══ Material to process

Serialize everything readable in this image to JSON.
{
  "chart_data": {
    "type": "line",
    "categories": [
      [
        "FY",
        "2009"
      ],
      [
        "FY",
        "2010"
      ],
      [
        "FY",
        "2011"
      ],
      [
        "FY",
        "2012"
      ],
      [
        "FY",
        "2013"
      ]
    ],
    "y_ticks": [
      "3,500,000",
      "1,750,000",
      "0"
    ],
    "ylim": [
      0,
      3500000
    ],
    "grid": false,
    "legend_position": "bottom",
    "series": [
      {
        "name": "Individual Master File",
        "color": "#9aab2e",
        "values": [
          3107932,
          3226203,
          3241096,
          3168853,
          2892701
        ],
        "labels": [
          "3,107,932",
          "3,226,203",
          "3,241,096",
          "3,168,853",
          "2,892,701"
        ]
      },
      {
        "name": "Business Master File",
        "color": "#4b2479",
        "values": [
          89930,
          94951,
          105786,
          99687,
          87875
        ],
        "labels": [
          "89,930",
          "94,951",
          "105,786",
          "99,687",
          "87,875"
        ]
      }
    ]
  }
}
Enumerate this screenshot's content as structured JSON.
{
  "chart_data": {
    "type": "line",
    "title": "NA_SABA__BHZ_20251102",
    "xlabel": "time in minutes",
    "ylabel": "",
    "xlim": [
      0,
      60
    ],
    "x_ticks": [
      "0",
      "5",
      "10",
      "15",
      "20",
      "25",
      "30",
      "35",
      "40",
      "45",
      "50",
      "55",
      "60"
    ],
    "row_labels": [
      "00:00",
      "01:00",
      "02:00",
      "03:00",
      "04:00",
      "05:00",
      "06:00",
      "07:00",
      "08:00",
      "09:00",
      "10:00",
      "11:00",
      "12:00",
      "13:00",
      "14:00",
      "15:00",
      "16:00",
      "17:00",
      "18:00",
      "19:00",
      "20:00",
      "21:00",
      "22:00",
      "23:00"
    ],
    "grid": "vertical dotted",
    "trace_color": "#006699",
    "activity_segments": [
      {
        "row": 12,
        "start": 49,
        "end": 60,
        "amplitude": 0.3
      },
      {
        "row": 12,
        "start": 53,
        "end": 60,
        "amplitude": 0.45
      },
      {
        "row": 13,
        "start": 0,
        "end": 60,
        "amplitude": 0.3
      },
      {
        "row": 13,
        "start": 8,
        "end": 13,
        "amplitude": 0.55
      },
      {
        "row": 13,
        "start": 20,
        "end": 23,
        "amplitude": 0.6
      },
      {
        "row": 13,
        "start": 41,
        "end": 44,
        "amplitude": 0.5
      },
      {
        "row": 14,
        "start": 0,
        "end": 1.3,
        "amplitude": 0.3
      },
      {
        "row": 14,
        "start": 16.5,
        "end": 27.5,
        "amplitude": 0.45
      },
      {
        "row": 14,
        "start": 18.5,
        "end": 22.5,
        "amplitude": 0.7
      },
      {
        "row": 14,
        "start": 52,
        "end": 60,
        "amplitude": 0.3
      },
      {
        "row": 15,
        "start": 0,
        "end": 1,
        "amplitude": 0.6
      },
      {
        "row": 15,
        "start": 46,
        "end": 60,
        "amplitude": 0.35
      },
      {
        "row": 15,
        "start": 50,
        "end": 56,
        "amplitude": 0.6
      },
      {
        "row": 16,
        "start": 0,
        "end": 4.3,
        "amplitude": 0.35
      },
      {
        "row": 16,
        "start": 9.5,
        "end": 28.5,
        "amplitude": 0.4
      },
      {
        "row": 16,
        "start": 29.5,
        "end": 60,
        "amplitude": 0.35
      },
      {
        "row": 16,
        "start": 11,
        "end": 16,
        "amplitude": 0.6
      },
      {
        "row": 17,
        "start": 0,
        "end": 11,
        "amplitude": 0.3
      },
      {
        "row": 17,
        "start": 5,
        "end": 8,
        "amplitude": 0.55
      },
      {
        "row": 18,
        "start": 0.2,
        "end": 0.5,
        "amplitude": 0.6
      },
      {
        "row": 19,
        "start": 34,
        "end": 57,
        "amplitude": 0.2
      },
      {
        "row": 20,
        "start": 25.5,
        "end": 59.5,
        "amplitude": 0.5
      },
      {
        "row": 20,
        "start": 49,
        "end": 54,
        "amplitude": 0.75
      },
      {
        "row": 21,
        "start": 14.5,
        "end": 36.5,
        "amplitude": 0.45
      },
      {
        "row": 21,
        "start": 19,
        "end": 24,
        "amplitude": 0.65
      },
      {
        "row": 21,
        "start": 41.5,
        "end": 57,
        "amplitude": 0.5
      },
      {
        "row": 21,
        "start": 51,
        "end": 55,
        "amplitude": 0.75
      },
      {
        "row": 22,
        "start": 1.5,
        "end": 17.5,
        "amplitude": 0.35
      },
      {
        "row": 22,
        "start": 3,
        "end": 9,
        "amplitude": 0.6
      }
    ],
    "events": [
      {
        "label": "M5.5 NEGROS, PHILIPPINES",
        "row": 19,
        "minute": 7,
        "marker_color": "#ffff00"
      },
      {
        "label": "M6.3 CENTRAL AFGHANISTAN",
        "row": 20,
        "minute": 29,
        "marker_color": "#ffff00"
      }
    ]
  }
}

════

Given problem -> Return every entry verbatim.

Exercise result ->
Serialize everything readable in this image to JSON.
{
  "chart_data": {
    "type": "line",
    "categories": [
      [
        "FY",
        "2009"
      ],
      [
        "FY",
        "2010"
      ],
      [
        "FY",
        "2011"
      ],
      [
        "FY",
        "2012"
      ],
      [
        "FY",
        "2013"
      ]
    ],
    "y_ticks": [
      "3,500,000",
      "1,750,000",
      "0"
    ],
    "ylim": [
      0,
      3500000
    ],
    "grid": false,
    "legend_position": "bottom",
    "series": [
      {
        "name": "Individual Master File",
        "color": "#9aab2e",
        "values": [
          3107932,
          3226203,
          3241096,
          3168853,
          2892701
        ],
        "labels": [
          "3,107,932",
          "3,226,203",
          "3,241,096",
          "3,168,853",
          "2,892,701"
        ]
      },
      {
        "name": "Business Master File",
        "color": "#4b2479",
        "values": [
          89930,
          94951,
          105786,
          99687,
          87875
        ],
        "labels": [
          "89,930",
          "94,951",
          "105,786",
          "99,687",
          "87,875"
        ]
      }
    ]
  }
}
Enumerate this screenshot's content as structured JSON.
{
  "chart_data": {
    "type": "line",
    "title": "NA_SABA__BHZ_20251102",
    "xlabel": "time in minutes",
    "ylabel": "",
    "xlim": [
      0,
      60
    ],
    "x_ticks": [
      "0",
      "5",
      "10",
      "15",
      "20",
      "25",
      "30",
      "35",
      "40",
      "45",
      "50",
      "55",
      "60"
    ],
    "row_labels": [
      "00:00",
      "01:00",
      "02:00",
      "03:00",
      "04:00",
      "05:00",
      "06:00",
      "07:00",
      "08:00",
      "09:00",
      "10:00",
      "11:00",
      "12:00",
      "13:00",
      "14:00",
      "15:00",
      "16:00",
      "17:00",
      "18:00",
      "19:00",
      "20:00",
      "21:00",
      "22:00",
      "23:00"
    ],
    "grid": "vertical dotted",
    "trace_color": "#006699",
    "activity_segments": [
      {
        "row": 12,
        "start": 49,
        "end": 60,
        "amplitude": 0.3
      },
      {
        "row": 12,
        "start": 53,
        "end": 60,
        "amplitude": 0.45
      },
      {
        "row": 13,
        "start": 0,
        "end": 60,
        "amplitude": 0.3
      },
      {
        "row": 13,
        "start": 8,
        "end": 13,
        "amplitude": 0.55
      },
      {
        "row": 13,
        "start": 20,
        "end": 23,
        "amplitude": 0.6
      },
      {
        "row": 13,
        "start": 41,
        "end": 44,
        "amplitude": 0.5
      },
      {
        "row": 14,
        "start": 0,
        "end": 1.3,
        "amplitude": 0.3
      },
      {
        "row": 14,
        "start": 16.5,
        "end": 27.5,
        "amplitude": 0.45
      },
      {
        "row": 14,
        "start": 18.5,
        "end": 22.5,
        "amplitude": 0.7
      },
      {
        "row": 14,
        "start": 52,
        "end": 60,
        "amplitude": 0.3
      },
      {
        "row": 15,
        "start": 0,
        "end": 1,
        "amplitude": 0.6
      },
      {
        "row": 15,
        "start": 46,
        "end": 60,
        "amplitude": 0.35
      },
      {
        "row": 15,
        "start": 50,
        "end": 56,
        "amplitude": 0.6
      },
      {
        "row": 16,
        "start": 0,
        "end": 4.3,
        "amplitude": 0.35
      },
      {
        "row": 16,
        "start": 9.5,
        "end": 28.5,
        "amplitude": 0.4
      },
      {
        "row": 16,
        "start": 29.5,
        "end": 60,
        "amplitude": 0.35
      },
      {
        "row": 16,
        "start": 11,
        "end": 16,
        "amplitude": 0.6
      },
      {
        "row": 17,
        "start": 0,
        "end": 11,
        "amplitude": 0.3
      },
      {
        "row": 17,
        "start": 5,
        "end": 8,
        "amplitude": 0.55
      },
      {
        "row": 18,
        "start": 0.2,
        "end": 0.5,
        "amplitude": 0.6
      },
      {
        "row": 19,
        "start": 34,
        "end": 57,
        "amplitude": 0.2
      },
      {
        "row": 20,
        "start": 25.5,
        "end": 59.5,
        "amplitude": 0.5
      },
      {
        "row": 20,
        "start": 49,
        "end": 54,
        "amplitude": 0.75
      },
      {
        "row": 21,
        "start": 14.5,
        "end": 36.5,
        "amplitude": 0.45
      },
      {
        "row": 21,
        "start": 19,
        "end": 24,
        "amplitude": 0.65
      },
      {
        "row": 21,
        "start": 41.5,
        "end": 57,
        "amplitude": 0.5
      },
      {
        "row": 21,
        "start": 51,
        "end": 55,
        "amplitude": 0.75
      },
      {
        "row": 22,
        "start": 1.5,
        "end": 17.5,
        "amplitude": 0.35
      },
      {
        "row": 22,
        "start": 3,
        "end": 9,
        "amplitude": 0.6
      }
    ],
    "events": [
      {
        "label": "M5.5 NEGROS, PHILIPPINES",
        "row": 19,
        "minute": 7,
        "marker_color": "#ffff00"
      },
      {
        "label": "M6.3 CENTRAL AFGHANISTAN",
        "row": 20,
        "minute": 29,
        "marker_color": "#ffff00"
      }
    ]
  }
}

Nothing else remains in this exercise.